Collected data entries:
▶
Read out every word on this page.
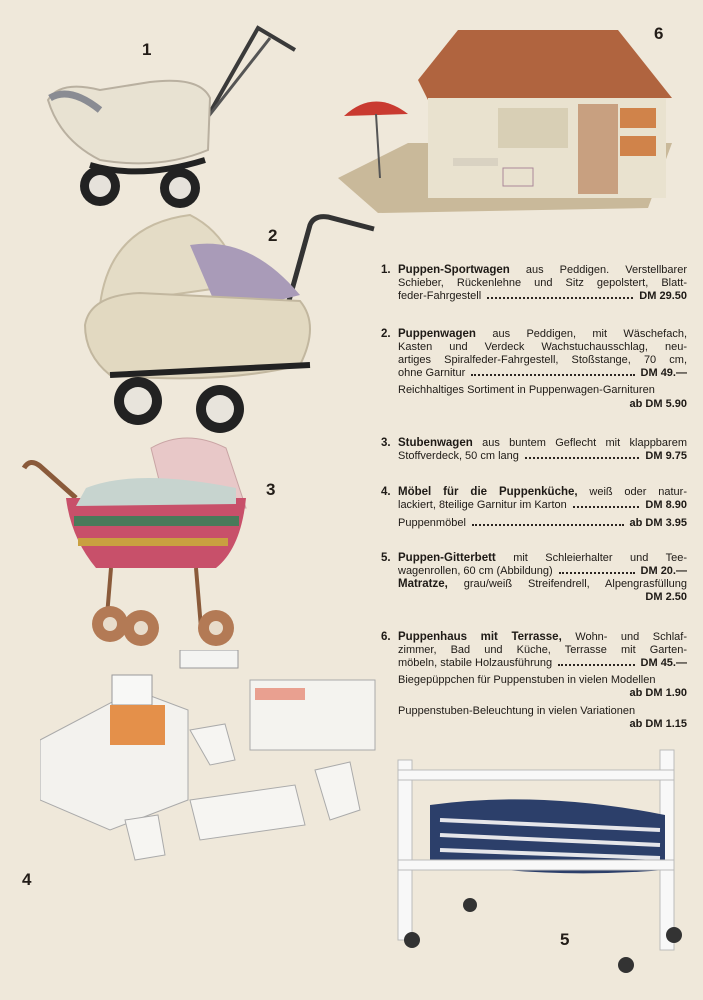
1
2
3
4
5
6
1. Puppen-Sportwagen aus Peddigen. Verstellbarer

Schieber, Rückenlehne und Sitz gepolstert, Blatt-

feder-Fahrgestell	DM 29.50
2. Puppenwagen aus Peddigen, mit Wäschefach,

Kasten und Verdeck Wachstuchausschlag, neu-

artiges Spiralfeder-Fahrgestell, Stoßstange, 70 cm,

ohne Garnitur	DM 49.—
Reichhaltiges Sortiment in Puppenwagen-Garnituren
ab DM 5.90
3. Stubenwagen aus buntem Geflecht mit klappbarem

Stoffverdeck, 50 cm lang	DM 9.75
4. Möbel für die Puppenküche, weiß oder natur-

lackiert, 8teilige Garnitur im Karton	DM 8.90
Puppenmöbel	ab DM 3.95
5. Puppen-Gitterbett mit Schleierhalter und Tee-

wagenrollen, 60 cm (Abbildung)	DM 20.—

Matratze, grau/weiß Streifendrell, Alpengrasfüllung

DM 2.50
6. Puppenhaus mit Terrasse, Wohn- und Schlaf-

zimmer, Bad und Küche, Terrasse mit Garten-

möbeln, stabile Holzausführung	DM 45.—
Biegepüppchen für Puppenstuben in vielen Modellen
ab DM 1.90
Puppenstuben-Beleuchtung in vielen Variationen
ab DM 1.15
◀
Leave the pictures out and write out every entry exactly as given.

Read out every word on this page.
1
2
3
4
5
6
1. Puppen-Sportwagen aus Peddigen. Verstellbarer

Schieber, Rückenlehne und Sitz gepolstert, Blatt-

feder-Fahrgestell	DM 29.50
2. Puppenwagen aus Peddigen, mit Wäschefach,

Kasten und Verdeck Wachstuchausschlag, neu-

artiges Spiralfeder-Fahrgestell, Stoßstange, 70 cm,

ohne Garnitur	DM 49.—
Reichhaltiges Sortiment in Puppenwagen-Garnituren
ab DM 5.90
3. Stubenwagen aus buntem Geflecht mit klappbarem

Stoffverdeck, 50 cm lang	DM 9.75
4. Möbel für die Puppenküche, weiß oder natur-

lackiert, 8teilige Garnitur im Karton	DM 8.90
Puppenmöbel	ab DM 3.95
5. Puppen-Gitterbett mit Schleierhalter und Tee-

wagenrollen, 60 cm (Abbildung)	DM 20.—

Matratze, grau/weiß Streifendrell, Alpengrasfüllung

DM 2.50
6. Puppenhaus mit Terrasse, Wohn- und Schlaf-

zimmer, Bad und Küche, Terrasse mit Garten-

möbeln, stabile Holzausführung	DM 45.—
Biegepüppchen für Puppenstuben in vielen Modellen
ab DM 1.90
Puppenstuben-Beleuchtung in vielen Variationen
ab DM 1.15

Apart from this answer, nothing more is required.